### TASK OBJECTIVE
Count every line in the data below where "postupaka" occurs, then state that number and nothing more.

### DATA PROVIDED
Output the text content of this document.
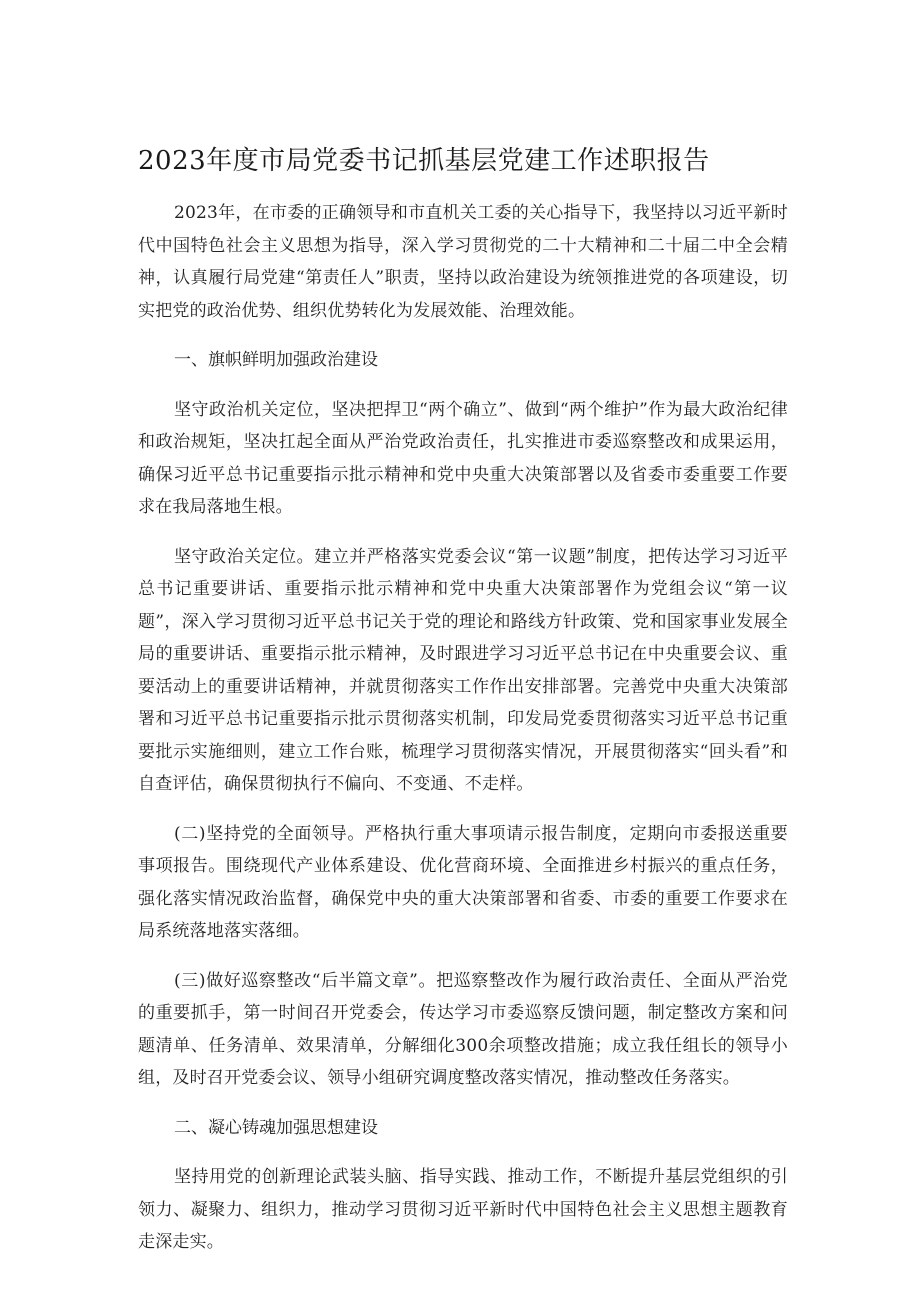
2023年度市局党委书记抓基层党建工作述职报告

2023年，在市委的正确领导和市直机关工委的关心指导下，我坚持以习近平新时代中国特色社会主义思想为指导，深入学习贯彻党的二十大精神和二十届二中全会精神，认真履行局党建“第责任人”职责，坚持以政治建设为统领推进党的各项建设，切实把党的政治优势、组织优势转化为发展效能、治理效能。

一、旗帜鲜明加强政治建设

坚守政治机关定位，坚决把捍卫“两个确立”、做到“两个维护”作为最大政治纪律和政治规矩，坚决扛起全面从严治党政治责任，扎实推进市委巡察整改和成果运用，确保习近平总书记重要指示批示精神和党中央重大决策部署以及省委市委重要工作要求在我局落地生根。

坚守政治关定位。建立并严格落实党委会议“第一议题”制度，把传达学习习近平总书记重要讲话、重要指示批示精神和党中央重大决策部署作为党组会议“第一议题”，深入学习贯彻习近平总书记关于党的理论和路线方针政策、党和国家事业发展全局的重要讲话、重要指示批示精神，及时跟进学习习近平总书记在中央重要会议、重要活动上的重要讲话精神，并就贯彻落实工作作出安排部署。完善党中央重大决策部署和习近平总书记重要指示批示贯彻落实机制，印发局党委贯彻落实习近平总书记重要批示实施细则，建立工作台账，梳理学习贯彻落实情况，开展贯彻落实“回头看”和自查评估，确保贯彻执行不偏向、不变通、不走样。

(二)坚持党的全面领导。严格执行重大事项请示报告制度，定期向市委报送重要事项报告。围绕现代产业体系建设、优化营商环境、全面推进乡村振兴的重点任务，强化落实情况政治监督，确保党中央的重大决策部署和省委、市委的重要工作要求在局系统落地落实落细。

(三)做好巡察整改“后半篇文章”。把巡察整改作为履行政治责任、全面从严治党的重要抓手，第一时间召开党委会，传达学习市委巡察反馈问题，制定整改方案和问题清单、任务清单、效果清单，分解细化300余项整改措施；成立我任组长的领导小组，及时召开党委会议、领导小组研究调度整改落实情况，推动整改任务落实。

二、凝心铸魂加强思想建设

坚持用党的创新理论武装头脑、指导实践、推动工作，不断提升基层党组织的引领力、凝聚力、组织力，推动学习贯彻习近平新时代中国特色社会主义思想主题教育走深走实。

...

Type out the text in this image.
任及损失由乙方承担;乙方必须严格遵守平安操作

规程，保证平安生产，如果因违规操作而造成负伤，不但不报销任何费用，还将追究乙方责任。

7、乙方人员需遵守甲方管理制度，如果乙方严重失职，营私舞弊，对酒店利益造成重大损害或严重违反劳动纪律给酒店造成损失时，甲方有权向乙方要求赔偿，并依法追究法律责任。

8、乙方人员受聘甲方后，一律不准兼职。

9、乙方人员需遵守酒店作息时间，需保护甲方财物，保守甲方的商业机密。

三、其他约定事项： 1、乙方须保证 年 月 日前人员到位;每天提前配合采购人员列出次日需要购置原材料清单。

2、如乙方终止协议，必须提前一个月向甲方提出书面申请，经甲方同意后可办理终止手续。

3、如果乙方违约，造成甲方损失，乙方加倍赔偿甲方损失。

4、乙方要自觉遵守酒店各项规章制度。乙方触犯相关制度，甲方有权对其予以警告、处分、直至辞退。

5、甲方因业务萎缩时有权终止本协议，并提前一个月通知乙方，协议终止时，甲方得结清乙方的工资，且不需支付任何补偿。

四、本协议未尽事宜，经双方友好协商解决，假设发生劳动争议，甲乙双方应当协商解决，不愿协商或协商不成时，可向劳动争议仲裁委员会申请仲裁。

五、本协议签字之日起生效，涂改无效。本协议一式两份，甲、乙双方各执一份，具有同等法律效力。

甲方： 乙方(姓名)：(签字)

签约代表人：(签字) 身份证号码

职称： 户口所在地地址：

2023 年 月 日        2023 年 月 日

==

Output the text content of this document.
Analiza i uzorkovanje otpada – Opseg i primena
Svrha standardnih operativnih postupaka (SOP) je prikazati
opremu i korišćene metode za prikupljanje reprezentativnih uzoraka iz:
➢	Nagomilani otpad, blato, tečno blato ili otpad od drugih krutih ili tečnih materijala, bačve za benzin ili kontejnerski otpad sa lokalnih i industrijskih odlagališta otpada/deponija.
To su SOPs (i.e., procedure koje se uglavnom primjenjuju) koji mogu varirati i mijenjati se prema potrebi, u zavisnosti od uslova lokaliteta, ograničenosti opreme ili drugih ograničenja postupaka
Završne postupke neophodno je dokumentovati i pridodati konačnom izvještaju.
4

### CORRECT OUTPUT
2